▶ _文本节选_:
===
把表现主义系统归类为一个专门的艺术流派,则是肇端于20世纪初。1901年,在法国巴黎举办的马蒂斯画展上,法国画家茹利安·奥古斯特·埃尔维展出自己的一组油画。当时他为区别于印象派,将这组油画总题名为《表现主义》。十年后,德国评论家瓦尔登在《狂飚》杂志发表一篇绘画评论,首次提到“表现主义”一词。从此,“表现主义”风行天下,辐射领域涉及文学艺术、建筑等各业界。该流派如日中天,则是在20世纪初至30年代的这段时期;以一战前后的德国和奥地利流行最广。作为社团组织,表现主义的活动基地是在德国,故该流派带有浓厚的北欧色彩和德意志民族传统特色。被誉为“易北河上的佛罗伦萨”的德国德累斯顿,拥有数百年繁荣灿烂的文化艺术和无数精美的巴洛克建筑。1905年,在德累斯顿成立了表现主义的第一个社团桥社,发起人是画家基希纳等人。当时,基希纳和其他同仁还是德累斯顿理工学院建筑专业的学生。“桥社”其意,旨在团结德国的所有艺术家,大家携手共同反对腐朽的学院派绘画和雕塑,建立一种链接日耳曼传统并富有现代情感和形式的美学风尚。桥社便是艺术家和精神能量源泉之间的桥梁。表现主义的第一个台子,便由基希纳这帮青春正盛的学生们搭起。第二个台子的搭建,则到了1911年。在德国南部阿尔卑斯山北麓伊萨尔河畔的慕尼黑,这个新与旧并存的特立独行之地,画家康定斯基、马尔克、马克等人成立了青骑士社。诸人创办了《青骑士》杂志,并发表多篇涉及绘画、戏剧、音乐、诗歌等有关表现主义理论的文章,其中就有康定斯基的著名论著《论艺术的精神》,从而再次掀起表现主义的运动狂潮。endprint

到了1923年,步入德国表现主义后期,新客观社成为该流派的收官社团,代表人物有画家贝克曼、格罗斯、迪克斯。严格说新客观社并非真正社团,它只是一次展览会的名称。参加该活动的艺术家们受桥社和青骑士社的影响,但他们更注重用写实手段描绘客观现实,冷峻的感情、刻画深刻入微的细节成为他们共同的艺术特色。表现主义先驱斯特林堡的代表作《鬼魂奏鸣曲》,把梦魇、鬼魂、死尸、幻影、亡魂、活人搬上舞台,用幻想表达他的悲愤、伤感和绝望。卡夫卡的小说情节荒诞诡异,却蕴涵深意。蒙克的代表作《呐喊》,成为表现主义绘画的标志画作,画中人物的恐惧深刻震憾画外人,使人恐怖窒息。表现主义流派的各部作品,虽风格迥异,但传递的精神是一致的。即:要把即将炸裂失控的情绪发泄出来,否则艺术家自己就要崩溃。纵观表现主义的三个阶段和三十年成长史,它的孕育、萌芽、发展、壮大、消亡乃至持续发酵,几乎伴随第一次世界大战的蓄势、酝酿、引爆、激战、战争结束和战后反思。一战的起始时间为1914年至1918年,而表现主义这枝艺术之花,与一战这颗毒瘤的成住坏空,相生相成。一个囿在虚无的精神世界和灵魂维度里,另一个则是现实真实世界里的血腥杀戮和残酷战争,二者如何在不同领域链接起来?这得从19世纪末第二次工业革命的勃兴说起。19世纪下半叶,伴随经济的繁荣发展,诞生各种新科技并广泛应用到各领域。二次工业革命的丰盛硕果,来得太快好像龙卷风,给人们带来巨大冲击。翻天覆地的变化人们尚未消化,新的一波发明创造又催生。日新月异的新世界,让人们在万丈红尘失去航向。
===
▶ _练习题组_:
- a) 表现主义节选中提到的新客观社代表人物有哪几位?请全部列出。
- b) 根据表现主义节选,桥社是哪一年在哪座城市成立的?
- c) 请紧接表现主义节选的最后一句续写下去。
后面的数据行与表现主义节选的内容没有任何关系。
===
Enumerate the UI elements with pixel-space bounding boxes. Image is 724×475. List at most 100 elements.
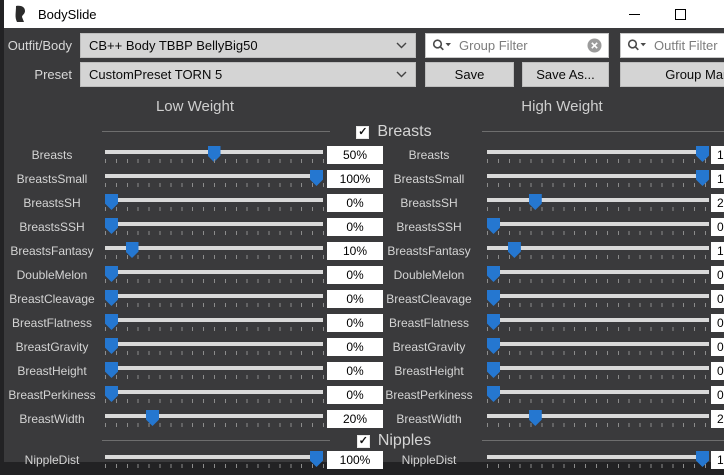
slider-row: DoubleMelon 0% DoubleMelon 0%: [4, 266, 724, 290]
slider-label-high: BreastsSmall: [374, 170, 484, 188]
slider-value-high[interactable]: 0%: [711, 290, 724, 308]
slider-value-high[interactable]: 0%: [711, 338, 724, 356]
section-checkbox[interactable]: ✓: [357, 435, 370, 448]
slider-track-low[interactable]: [105, 198, 323, 202]
slider-ticks-low: [105, 399, 324, 403]
slider-row: NippleDist 100% NippleDist 100%: [4, 451, 724, 475]
slider-label-high: BreastsSSH: [374, 218, 484, 236]
slider-ticks-low: [105, 464, 324, 468]
slider-row: BreastCleavage 0% BreastCleavage 0%: [4, 290, 724, 314]
slider-label-low: BreastGravity: [4, 338, 100, 356]
slider-ticks-low: [105, 231, 324, 235]
slider-label-low: BreastsSSH: [4, 218, 100, 236]
slider-label-low: DoubleMelon: [4, 266, 100, 284]
slider-ticks-high: [487, 231, 710, 235]
slider-track-low[interactable]: [105, 342, 323, 346]
slider-track-high[interactable]: [487, 198, 709, 202]
slider-row: Breasts 50% Breasts 100%: [4, 146, 724, 170]
slider-ticks-low: [105, 351, 324, 355]
slider-ticks-low: [105, 255, 324, 259]
slider-ticks-high: [487, 183, 710, 187]
slider-track-low[interactable]: [105, 318, 323, 322]
slider-value-high[interactable]: 10%: [711, 242, 724, 260]
slider-row: BreastsSSH 0% BreastsSSH 0%: [4, 218, 724, 242]
slider-track-high[interactable]: [487, 414, 709, 418]
slider-value-high[interactable]: 0%: [711, 386, 724, 404]
section-header: ✓ Nipples: [4, 431, 724, 451]
slider-ticks-high: [487, 279, 710, 283]
slider-value-high[interactable]: 100%: [711, 451, 724, 469]
slider-track-low[interactable]: [105, 270, 323, 274]
slider-value-high[interactable]: 20%: [711, 194, 724, 212]
slider-ticks-high: [487, 255, 710, 259]
slider-track-high[interactable]: [487, 294, 709, 298]
slider-track-low[interactable]: [105, 455, 323, 459]
slider-track-low[interactable]: [105, 294, 323, 298]
slider-ticks-high: [487, 207, 710, 211]
slider-value-high[interactable]: 100%: [711, 170, 724, 188]
slider-track-low[interactable]: [105, 222, 323, 226]
slider-track-high[interactable]: [487, 390, 709, 394]
section-title: Breasts: [377, 123, 431, 141]
slider-track-low[interactable]: [105, 150, 323, 154]
slider-track-high[interactable]: [487, 342, 709, 346]
slider-label-low: NippleDist: [4, 451, 100, 469]
slider-label-low: BreastsSH: [4, 194, 100, 212]
slider-label-low: Breasts: [4, 146, 100, 164]
slider-value-high[interactable]: 0%: [711, 362, 724, 380]
slider-label-high: BreastsSH: [374, 194, 484, 212]
slider-track-high[interactable]: [487, 174, 709, 178]
slider-label-low: BreastPerkiness: [4, 386, 100, 404]
slider-label-low: BreastFlatness: [4, 314, 100, 332]
section-title: Nipples: [378, 432, 431, 450]
slider-track-high[interactable]: [487, 318, 709, 322]
slider-track-high[interactable]: [487, 150, 709, 154]
slider-ticks-low: [105, 159, 324, 163]
slider-row: BreastHeight 0% BreastHeight 0%: [4, 362, 724, 386]
slider-value-high[interactable]: 0%: [711, 314, 724, 332]
bodyslide-window: BodySlide Outfit/Body CB++ Body TBBP Bel…: [4, 0, 724, 462]
slider-label-high: Breasts: [374, 146, 484, 164]
slider-ticks-low: [105, 375, 324, 379]
slider-row: BreastsSmall 100% BreastsSmall 100%: [4, 170, 724, 194]
slider-label-low: BreastWidth: [4, 410, 100, 428]
slider-label-high: BreastsFantasy: [374, 242, 484, 260]
section-header: ✓ Breasts: [4, 122, 724, 142]
slider-ticks-low: [105, 207, 324, 211]
slider-value-high[interactable]: 0%: [711, 266, 724, 284]
slider-track-high[interactable]: [487, 246, 709, 250]
slider-ticks-low: [105, 327, 324, 331]
slider-value-high[interactable]: 0%: [711, 218, 724, 236]
slider-track-high[interactable]: [487, 270, 709, 274]
slider-label-high: BreastHeight: [374, 362, 484, 380]
slider-row: BreastGravity 0% BreastGravity 0%: [4, 338, 724, 362]
slider-track-high[interactable]: [487, 455, 709, 459]
slider-value-high[interactable]: 100%: [711, 146, 724, 164]
slider-row: BreastsSH 0% BreastsSH 20%: [4, 194, 724, 218]
section-checkbox[interactable]: ✓: [356, 126, 369, 139]
slider-label-high: DoubleMelon: [374, 266, 484, 284]
slider-track-low[interactable]: [105, 174, 323, 178]
slider-label-low: BreastCleavage: [4, 290, 100, 308]
slider-label-high: BreastGravity: [374, 338, 484, 356]
slider-label-high: BreastPerkiness: [374, 386, 484, 404]
slider-label-low: BreastsSmall: [4, 170, 100, 188]
slider-ticks-high: [487, 303, 710, 307]
slider-ticks-high: [487, 375, 710, 379]
slider-track-low[interactable]: [105, 246, 323, 250]
slider-row: BreastsFantasy 10% BreastsFantasy 10%: [4, 242, 724, 266]
slider-label-low: BreastsFantasy: [4, 242, 100, 260]
slider-track-high[interactable]: [487, 366, 709, 370]
slider-track-high[interactable]: [487, 222, 709, 226]
bodyslide-app: { "window": { "title": "BodySlide" }, "t…: [0, 0, 724, 462]
slider-ticks-high: [487, 327, 710, 331]
slider-ticks-low: [105, 183, 324, 187]
slider-track-low[interactable]: [105, 390, 323, 394]
slider-ticks-high: [487, 423, 710, 427]
slider-track-low[interactable]: [105, 414, 323, 418]
slider-value-high[interactable]: 20%: [711, 410, 724, 428]
slider-track-low[interactable]: [105, 366, 323, 370]
slider-row: BreastFlatness 0% BreastFlatness 0%: [4, 314, 724, 338]
slider-area: ✓ Breasts Breasts 50% Breasts 100% Breas…: [4, 0, 724, 462]
slider-label-low: BreastHeight: [4, 362, 100, 380]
===
▶ _参考答案_:
- a) 贝克曼、格罗斯、迪克斯。

- b) 1905年,在德累斯顿成立。

- c)
工业革命的迅猛发展,让生活在其间的人们无法消受,既膨胀和催化人类的自大,又让人怀疑这个簇新的世界是真是假。人性、思想、哲学如脱疆野马,空前解放和自由。没有限制的自由,比失去自由更加可怕。那些聪明的哲学家的脑袋,一个个火花飞溅,每人自有话说。哲学思想界空前热闹,百花齐放,百家争鸣,一时建立起众多哲学体系。尼采宣称“上帝已死”,让世代信仰上帝的人们一下子失去内心的平衡稳定。世间最可怕的事莫过心乱了。弗洛伊德发表《梦的解析》,人们于是更加脑洞大开,思维没了章法;何去何从,一塌糊涂。柏格森认为,世界本体是“生命冲动”,導致现实中的人们愈发冲动,冲动到了为所欲为。艺术界在这个背景下乱象丛生,百草丰茂,流派林立。艺术繁荣,必然是哲学混乱、思想收拢不住的结果。敏感的艺术家心生恐惧,面对游戏规则被打乱的新世界,找不到秩序和内心的安稳,于是表现主义应运而生。人们生存在动荡混乱的世界,唯有挣扎与战争,只是不同行业有不同行业的战场和斗争特点。表现主义艺术家把屠杀的战场搬回内心,强调表现艺术家的主观情感和自我感受,无法抑制的内心恐惧演变成作品的夸张变形、怪诞诡异。大国沙文主义和政治野心家们,则把重新瓜分和洗牌世界资源作为他们的战场。1914年,以德、奥为首的同盟国和以英、法、俄为核心的协约国,开始长达四年多的世界大战。战火遍及欧洲大地、蔓延到非洲和亚洲,造成1000万人死亡。新式武器也粉墨登场,德国搞毒气战,英法搞生化战;陆地开来坦克,水里游来潜水艇,天空飞来轰炸机。战争让人性残忍到无以复加的地步,失控到癫狂。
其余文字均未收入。